§ **What needs to be done**
Pictures stay out of the copy; restate everything else in the material exactly.

(Records contained in a dataset)
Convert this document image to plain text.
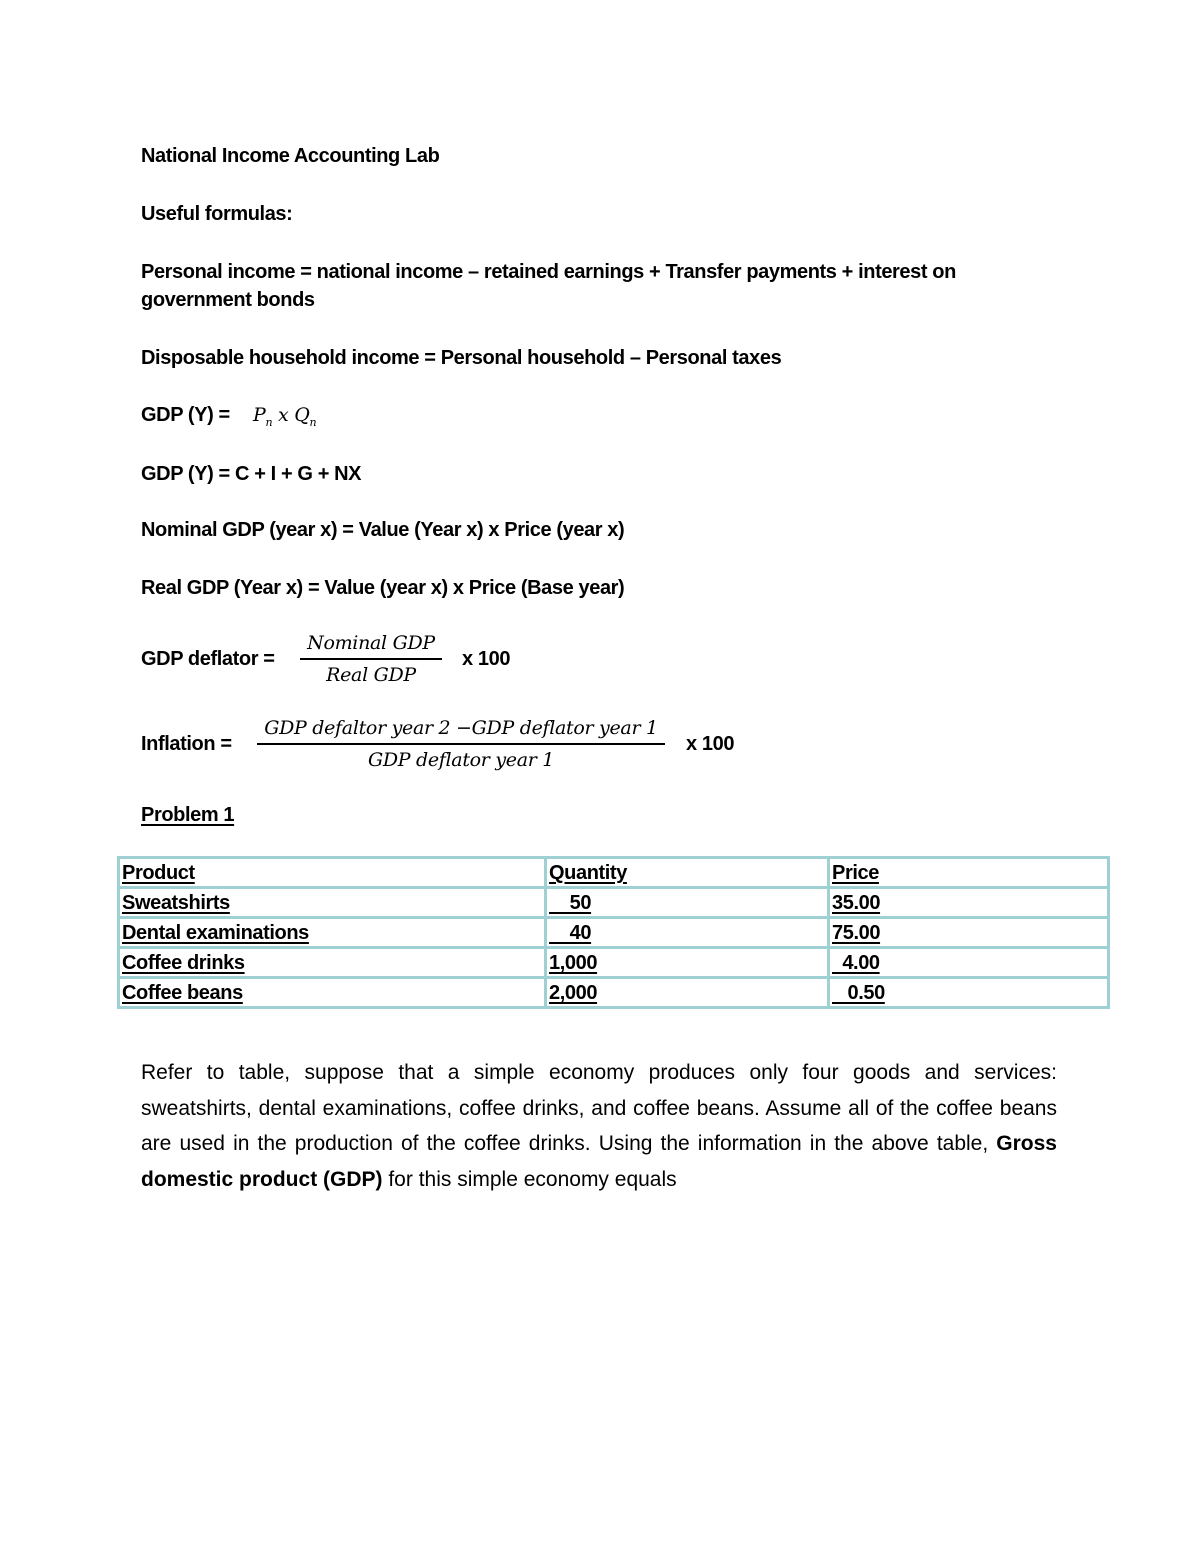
National Income Accounting Lab
Useful formulas:
Personal income = national income – retained earnings + Transfer payments + interest on
government bonds
Disposable household income = Personal household – Personal taxes
GDP $(Y) = P_n$ x $Q_n$
GDP (Y) = C + I + G + NX
Nominal GDP (year x) = Value (Year x) x Price (year x)
Real GDP (Year x) = Value (year x) x Price (Base year)
GDP deflator =
Nominal GDP
Real GDP
x 100
Inflation =
GDP defaltor year 2 −GDP deflator year 1
GDP deflator year 1
x 100
Problem 1
Product	Quantity	Price
Sweatshirts	50	35.00
Dental examinations	40	75.00
Coffee drinks	1,000	4.00
Coffee beans	2,000	0.50
Refer to table, suppose that a simple economy produces only four goods and services: sweatshirts, dental examinations, coffee drinks, and coffee beans. Assume all of the coffee beans are used in the production of the coffee drinks. Using the information in the above table, Gross domestic product (GDP) for this simple economy equals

§ **Solution to the problem**
Convert this document image to plain text.
National Income Accounting Lab
Useful formulas:
Personal income = national income – retained earnings + Transfer payments + interest on
government bonds
Disposable household income = Personal household – Personal taxes
GDP $(Y) = P_n$ x $Q_n$
GDP (Y) = C + I + G + NX
Nominal GDP (year x) = Value (Year x) x Price (year x)
Real GDP (Year x) = Value (year x) x Price (Base year)
GDP deflator =
Nominal GDP
Real GDP
x 100
Inflation =
GDP defaltor year 2 −GDP deflator year 1
GDP deflator year 1
x 100
Problem 1
Product	Quantity	Price
Sweatshirts	50	35.00
Dental examinations	40	75.00
Coffee drinks	1,000	4.00
Coffee beans	2,000	0.50
Refer to table, suppose that a simple economy produces only four goods and services: sweatshirts, dental examinations, coffee drinks, and coffee beans. Assume all of the coffee beans are used in the production of the coffee drinks. Using the information in the above table, Gross domestic product (GDP) for this simple economy equals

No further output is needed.